--- DIRECTION ---
From the data that follows, copy every line holding the string "całkowicie".

--- DATASET EXTRACT ---
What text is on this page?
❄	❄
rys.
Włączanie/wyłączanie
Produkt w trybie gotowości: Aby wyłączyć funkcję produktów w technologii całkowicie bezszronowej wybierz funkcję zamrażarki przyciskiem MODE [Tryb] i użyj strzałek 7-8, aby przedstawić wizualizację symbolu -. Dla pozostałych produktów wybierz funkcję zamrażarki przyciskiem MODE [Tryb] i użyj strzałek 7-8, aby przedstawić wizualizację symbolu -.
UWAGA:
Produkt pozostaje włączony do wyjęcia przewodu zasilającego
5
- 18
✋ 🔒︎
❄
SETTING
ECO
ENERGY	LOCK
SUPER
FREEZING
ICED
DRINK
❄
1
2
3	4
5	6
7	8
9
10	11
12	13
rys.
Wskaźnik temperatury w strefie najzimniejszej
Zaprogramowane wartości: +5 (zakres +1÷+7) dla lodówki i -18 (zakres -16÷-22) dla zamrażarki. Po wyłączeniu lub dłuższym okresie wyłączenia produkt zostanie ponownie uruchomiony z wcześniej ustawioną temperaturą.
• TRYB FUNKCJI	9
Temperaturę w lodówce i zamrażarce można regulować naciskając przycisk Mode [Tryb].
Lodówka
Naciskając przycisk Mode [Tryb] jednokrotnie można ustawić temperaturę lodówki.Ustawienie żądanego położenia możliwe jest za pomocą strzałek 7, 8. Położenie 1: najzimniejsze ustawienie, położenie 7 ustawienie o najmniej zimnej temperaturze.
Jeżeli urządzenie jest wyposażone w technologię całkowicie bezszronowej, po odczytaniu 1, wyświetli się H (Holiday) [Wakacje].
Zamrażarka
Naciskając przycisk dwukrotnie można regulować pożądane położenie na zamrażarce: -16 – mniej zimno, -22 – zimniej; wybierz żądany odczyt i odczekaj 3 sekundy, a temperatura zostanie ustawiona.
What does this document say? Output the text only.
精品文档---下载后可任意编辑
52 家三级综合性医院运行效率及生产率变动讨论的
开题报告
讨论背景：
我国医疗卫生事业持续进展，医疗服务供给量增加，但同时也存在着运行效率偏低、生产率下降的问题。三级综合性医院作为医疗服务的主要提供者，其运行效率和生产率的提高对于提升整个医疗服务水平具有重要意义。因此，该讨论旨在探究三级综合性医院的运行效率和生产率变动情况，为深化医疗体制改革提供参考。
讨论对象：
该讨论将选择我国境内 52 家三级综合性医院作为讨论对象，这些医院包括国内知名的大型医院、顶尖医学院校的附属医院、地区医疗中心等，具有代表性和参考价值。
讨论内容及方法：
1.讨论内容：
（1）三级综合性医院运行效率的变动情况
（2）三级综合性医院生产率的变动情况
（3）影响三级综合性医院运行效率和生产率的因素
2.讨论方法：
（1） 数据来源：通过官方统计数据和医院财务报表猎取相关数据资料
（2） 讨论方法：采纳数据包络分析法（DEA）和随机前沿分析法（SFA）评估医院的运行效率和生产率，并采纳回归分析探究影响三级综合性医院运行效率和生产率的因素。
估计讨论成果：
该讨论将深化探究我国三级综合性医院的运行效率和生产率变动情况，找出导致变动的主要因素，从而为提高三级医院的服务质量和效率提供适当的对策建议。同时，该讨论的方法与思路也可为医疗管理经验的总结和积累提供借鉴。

...

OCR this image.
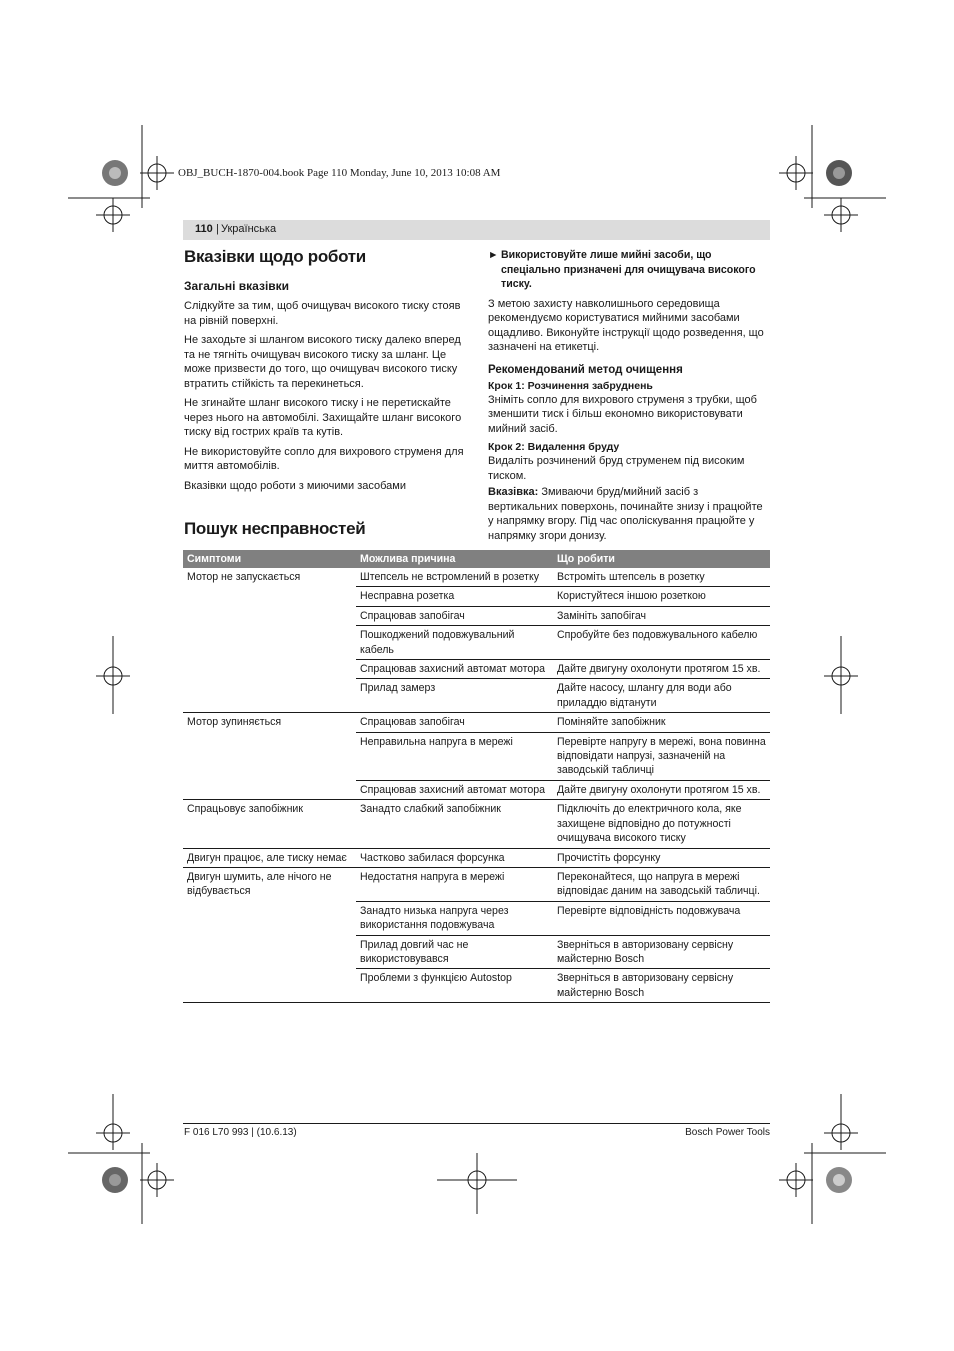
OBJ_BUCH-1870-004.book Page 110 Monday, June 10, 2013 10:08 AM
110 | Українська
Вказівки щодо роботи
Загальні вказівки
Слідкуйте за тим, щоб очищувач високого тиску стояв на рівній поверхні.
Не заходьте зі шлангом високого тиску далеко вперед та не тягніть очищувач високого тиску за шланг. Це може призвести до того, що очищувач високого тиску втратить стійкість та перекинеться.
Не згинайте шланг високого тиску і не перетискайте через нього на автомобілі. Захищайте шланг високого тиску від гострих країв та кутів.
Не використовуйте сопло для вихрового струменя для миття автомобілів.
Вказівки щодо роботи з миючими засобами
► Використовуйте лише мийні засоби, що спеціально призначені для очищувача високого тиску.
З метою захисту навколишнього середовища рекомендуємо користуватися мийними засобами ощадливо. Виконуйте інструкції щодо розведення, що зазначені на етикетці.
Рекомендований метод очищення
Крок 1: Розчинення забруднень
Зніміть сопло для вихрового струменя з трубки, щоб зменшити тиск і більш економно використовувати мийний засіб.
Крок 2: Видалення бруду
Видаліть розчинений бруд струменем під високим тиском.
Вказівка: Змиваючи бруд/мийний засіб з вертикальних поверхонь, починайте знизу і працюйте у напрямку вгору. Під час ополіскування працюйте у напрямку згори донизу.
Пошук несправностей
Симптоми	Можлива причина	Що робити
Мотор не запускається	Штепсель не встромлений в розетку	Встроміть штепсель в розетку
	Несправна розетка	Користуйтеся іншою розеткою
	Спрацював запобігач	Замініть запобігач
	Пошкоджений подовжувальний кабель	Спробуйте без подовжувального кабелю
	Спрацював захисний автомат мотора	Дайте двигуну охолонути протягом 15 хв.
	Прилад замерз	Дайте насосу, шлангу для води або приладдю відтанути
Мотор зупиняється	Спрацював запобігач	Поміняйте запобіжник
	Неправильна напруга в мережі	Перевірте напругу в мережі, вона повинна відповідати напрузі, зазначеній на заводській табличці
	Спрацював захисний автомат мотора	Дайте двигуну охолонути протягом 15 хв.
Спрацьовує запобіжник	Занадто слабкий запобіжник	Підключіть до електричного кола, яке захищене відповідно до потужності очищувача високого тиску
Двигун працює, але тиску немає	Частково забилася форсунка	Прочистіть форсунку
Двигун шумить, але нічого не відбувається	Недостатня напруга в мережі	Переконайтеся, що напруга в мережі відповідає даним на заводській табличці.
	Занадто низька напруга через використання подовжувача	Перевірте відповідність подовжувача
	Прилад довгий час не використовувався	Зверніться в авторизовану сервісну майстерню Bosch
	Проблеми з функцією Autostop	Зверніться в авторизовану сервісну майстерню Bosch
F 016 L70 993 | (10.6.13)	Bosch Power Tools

--- FINISHED TASK ---
Produkt w trybie gotowości: Aby wyłączyć funkcję produktów w technologii całkowicie bezszronowej wybierz funkcję zamrażarki przyciskiem MODE [Tryb] i użyj strzałek 7-8, aby przedstawić wizualizację symbolu -. Dla pozostałych produktów wybierz funkcję zamrażarki przyciskiem MODE [Tryb] i użyj strzałek 7-8, aby przedstawić wizualizację symbolu -.
Jeżeli urządzenie jest wyposażone w technologię całkowicie bezszronowej, po odczytaniu 1, wyświetli się H (Holiday) [Wakacje].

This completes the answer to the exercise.